Problem details
Answer with one number only: the number of lines that include the word "Bernard".
**** Records to use ****
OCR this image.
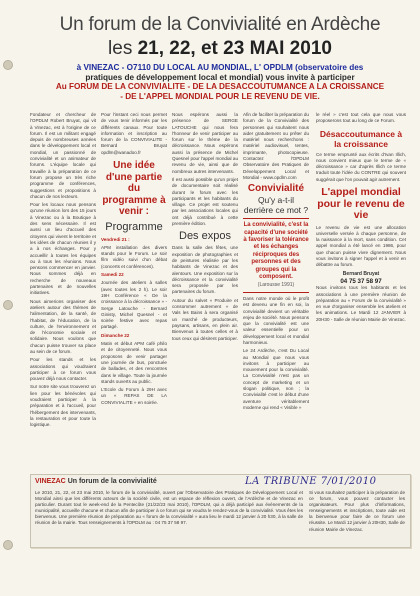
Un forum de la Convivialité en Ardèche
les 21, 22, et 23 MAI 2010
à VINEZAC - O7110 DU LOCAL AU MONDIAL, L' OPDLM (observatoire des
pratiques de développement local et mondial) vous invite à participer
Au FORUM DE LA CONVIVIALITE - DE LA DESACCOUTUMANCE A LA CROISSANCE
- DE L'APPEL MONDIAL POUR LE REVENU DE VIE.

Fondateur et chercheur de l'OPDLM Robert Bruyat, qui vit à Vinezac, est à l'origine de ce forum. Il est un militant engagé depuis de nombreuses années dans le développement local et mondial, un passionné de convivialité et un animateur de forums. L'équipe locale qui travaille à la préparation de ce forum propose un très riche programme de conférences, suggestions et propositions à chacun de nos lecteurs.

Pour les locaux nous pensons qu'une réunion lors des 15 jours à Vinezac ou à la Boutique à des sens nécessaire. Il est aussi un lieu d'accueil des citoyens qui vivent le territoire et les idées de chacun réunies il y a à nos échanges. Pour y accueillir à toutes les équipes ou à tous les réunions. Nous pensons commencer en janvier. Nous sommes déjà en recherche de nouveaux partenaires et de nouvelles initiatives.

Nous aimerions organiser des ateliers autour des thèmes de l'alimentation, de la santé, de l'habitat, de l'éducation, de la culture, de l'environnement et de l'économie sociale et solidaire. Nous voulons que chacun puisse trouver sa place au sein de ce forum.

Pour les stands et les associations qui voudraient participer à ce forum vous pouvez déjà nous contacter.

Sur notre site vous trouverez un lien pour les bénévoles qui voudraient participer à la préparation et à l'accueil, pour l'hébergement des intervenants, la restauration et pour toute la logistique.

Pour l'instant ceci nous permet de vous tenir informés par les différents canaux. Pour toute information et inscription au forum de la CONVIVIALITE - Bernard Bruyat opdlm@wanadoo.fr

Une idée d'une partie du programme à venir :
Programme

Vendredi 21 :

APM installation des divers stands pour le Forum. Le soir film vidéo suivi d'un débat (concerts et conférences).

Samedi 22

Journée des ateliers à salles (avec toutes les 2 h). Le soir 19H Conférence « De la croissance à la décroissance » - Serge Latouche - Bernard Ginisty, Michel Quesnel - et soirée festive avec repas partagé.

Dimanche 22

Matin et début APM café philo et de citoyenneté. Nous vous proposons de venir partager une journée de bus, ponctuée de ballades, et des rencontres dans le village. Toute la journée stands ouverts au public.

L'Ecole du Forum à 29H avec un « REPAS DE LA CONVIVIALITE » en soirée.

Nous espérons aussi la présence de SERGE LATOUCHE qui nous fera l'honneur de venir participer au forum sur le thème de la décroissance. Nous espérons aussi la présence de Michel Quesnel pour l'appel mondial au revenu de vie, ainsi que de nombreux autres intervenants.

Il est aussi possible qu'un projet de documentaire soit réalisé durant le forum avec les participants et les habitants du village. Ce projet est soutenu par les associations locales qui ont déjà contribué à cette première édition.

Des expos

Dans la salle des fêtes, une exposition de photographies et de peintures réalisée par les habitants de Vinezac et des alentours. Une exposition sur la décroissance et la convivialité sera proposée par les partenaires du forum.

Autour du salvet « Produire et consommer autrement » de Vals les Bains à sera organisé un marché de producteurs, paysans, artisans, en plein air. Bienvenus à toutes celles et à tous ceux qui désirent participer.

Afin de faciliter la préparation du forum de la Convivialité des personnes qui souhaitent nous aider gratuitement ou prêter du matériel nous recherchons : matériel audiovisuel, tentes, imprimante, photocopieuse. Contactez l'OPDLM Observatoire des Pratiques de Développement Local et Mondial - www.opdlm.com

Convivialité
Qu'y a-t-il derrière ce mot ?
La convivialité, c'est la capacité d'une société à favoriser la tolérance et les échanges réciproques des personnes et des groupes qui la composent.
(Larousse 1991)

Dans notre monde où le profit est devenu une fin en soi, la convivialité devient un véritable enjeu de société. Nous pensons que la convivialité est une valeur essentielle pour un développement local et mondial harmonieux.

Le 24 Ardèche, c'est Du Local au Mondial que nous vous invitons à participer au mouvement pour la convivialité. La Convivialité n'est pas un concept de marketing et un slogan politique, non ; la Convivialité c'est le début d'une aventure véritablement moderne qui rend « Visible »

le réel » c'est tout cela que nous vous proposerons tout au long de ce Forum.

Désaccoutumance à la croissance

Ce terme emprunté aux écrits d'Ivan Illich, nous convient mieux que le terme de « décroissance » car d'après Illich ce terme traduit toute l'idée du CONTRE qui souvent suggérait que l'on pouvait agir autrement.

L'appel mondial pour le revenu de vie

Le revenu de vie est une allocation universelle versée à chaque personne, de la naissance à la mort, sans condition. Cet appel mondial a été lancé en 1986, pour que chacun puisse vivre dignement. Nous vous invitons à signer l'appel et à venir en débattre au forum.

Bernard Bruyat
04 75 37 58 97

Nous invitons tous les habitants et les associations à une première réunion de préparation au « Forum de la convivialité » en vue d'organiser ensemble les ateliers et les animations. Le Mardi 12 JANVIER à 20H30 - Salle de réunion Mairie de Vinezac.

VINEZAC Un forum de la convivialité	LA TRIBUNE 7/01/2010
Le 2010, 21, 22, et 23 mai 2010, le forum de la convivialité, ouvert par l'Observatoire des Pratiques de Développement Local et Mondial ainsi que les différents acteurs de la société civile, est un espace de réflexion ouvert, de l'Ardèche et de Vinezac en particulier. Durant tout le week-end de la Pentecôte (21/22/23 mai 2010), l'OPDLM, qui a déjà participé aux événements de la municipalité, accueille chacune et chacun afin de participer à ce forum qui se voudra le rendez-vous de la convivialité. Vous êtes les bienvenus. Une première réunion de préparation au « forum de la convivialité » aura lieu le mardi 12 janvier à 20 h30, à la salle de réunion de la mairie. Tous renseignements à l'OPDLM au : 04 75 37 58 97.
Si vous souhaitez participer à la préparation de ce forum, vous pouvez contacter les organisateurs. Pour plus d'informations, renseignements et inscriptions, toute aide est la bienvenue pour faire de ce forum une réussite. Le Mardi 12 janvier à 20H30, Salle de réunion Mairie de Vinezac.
****
**** Records to use ****
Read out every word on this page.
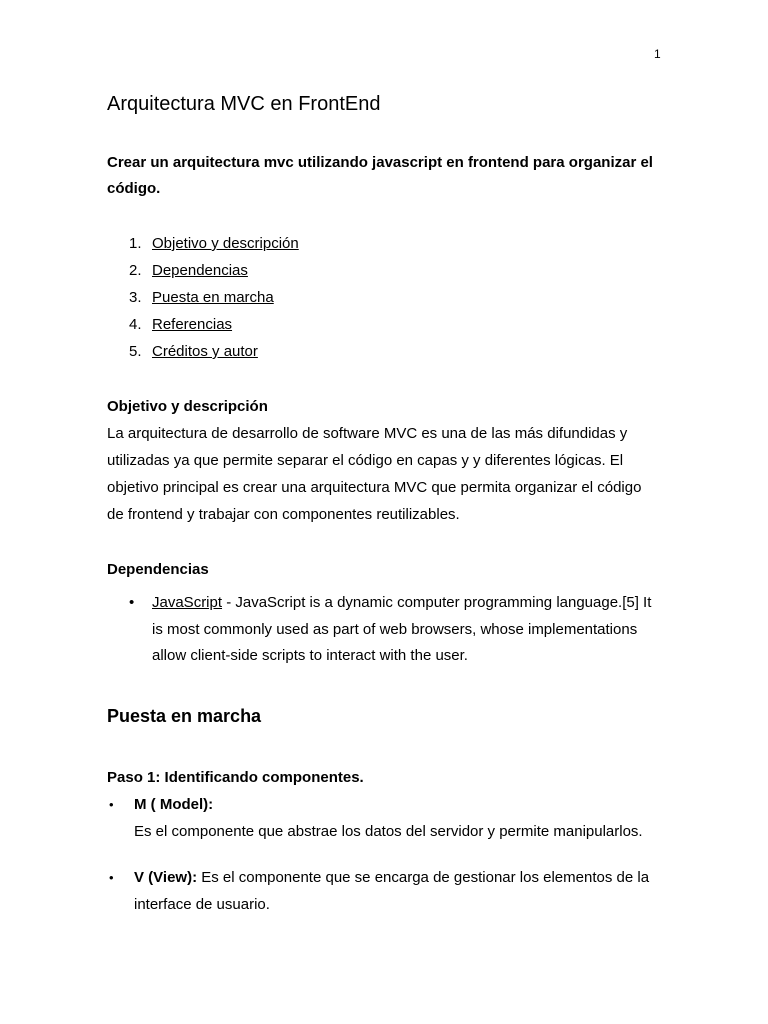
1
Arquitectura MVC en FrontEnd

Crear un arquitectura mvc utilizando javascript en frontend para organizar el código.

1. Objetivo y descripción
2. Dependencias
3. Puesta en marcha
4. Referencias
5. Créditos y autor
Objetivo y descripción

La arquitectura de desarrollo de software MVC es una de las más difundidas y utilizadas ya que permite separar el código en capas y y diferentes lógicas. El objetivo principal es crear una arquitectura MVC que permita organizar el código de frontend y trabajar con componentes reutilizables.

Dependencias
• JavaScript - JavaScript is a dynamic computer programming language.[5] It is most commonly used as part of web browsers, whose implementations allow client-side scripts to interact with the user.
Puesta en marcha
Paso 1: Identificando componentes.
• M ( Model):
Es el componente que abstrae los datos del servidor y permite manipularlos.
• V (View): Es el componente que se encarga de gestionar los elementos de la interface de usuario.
****
Finished answer
3